TASK DESCRIPTION |
Copy every line of the records below where the word "title" occurs.

Dataset rows about figures |

******

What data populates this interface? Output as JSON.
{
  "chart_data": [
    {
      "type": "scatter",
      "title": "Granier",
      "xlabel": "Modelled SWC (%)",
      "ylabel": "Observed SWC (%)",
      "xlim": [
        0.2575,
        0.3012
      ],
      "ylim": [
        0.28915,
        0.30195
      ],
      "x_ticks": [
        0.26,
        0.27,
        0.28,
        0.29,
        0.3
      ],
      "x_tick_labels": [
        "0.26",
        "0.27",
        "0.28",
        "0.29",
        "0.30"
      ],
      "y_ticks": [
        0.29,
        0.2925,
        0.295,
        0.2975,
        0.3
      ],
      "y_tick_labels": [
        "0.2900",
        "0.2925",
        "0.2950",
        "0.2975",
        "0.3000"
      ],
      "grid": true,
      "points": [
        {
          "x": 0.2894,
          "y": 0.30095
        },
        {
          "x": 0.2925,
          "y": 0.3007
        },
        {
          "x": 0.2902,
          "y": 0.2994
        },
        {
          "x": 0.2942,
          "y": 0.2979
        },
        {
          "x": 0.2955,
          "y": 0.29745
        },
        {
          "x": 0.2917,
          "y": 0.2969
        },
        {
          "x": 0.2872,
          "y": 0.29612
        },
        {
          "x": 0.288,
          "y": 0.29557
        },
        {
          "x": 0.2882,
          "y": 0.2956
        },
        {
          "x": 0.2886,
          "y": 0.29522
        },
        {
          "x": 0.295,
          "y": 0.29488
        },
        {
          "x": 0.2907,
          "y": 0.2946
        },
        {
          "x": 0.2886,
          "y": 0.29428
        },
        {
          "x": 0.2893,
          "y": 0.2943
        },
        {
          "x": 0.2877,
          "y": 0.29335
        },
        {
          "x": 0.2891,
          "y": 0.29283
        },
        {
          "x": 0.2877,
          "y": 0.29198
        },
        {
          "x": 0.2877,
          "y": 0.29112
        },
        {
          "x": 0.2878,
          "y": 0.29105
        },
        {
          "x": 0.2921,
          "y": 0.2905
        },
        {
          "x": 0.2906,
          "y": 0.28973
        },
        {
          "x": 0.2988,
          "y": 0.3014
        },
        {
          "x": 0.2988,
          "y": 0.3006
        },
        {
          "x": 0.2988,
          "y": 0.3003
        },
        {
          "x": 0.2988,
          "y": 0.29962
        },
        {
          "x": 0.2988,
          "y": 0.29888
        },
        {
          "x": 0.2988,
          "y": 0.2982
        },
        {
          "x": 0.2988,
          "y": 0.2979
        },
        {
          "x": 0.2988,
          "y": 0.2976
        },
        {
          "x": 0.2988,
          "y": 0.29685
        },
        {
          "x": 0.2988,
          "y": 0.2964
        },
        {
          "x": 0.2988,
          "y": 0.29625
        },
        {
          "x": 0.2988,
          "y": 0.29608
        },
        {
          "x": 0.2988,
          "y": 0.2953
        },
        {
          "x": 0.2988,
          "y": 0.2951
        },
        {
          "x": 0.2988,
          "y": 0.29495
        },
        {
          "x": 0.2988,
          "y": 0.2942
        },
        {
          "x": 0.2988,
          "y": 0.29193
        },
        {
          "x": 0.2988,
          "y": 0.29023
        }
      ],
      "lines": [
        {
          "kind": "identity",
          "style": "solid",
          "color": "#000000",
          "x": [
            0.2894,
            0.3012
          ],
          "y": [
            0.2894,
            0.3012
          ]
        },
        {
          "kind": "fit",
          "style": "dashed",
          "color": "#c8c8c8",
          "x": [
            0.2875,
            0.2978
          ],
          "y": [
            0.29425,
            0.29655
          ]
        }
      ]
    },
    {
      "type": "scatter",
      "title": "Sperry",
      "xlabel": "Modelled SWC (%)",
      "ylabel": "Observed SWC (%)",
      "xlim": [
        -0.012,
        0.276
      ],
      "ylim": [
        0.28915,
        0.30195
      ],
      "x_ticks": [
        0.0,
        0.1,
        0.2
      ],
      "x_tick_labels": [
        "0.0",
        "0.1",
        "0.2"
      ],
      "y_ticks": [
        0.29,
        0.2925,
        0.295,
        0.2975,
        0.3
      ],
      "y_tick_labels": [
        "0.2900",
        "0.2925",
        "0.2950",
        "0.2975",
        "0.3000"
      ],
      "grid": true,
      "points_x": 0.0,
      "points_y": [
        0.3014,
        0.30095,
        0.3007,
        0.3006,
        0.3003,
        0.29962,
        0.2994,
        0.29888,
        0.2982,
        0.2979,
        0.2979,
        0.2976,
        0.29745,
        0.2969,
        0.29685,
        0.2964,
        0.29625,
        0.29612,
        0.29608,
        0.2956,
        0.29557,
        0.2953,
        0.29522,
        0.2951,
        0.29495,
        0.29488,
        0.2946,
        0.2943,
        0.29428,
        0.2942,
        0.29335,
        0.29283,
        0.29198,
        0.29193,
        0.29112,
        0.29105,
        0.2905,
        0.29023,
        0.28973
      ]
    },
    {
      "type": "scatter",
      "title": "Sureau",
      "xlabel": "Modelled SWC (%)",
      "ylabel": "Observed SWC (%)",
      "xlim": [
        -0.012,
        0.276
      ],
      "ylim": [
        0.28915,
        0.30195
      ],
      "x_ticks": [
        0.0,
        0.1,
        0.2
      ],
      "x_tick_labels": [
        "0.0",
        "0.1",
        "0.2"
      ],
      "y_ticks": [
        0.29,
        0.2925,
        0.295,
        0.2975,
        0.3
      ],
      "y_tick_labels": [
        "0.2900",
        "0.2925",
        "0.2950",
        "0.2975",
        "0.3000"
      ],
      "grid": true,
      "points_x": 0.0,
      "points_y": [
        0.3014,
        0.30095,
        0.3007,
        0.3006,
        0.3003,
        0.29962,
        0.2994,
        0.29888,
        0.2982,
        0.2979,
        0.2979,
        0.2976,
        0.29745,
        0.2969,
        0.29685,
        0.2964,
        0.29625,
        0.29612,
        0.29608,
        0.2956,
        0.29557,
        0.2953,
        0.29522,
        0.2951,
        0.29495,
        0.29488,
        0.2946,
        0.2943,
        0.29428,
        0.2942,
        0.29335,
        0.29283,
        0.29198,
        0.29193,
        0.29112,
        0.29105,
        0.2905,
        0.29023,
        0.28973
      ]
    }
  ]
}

******

TASK OUTPUT |
      "title": "Granier",
      "title": "Sperry",
      "title": "Sureau",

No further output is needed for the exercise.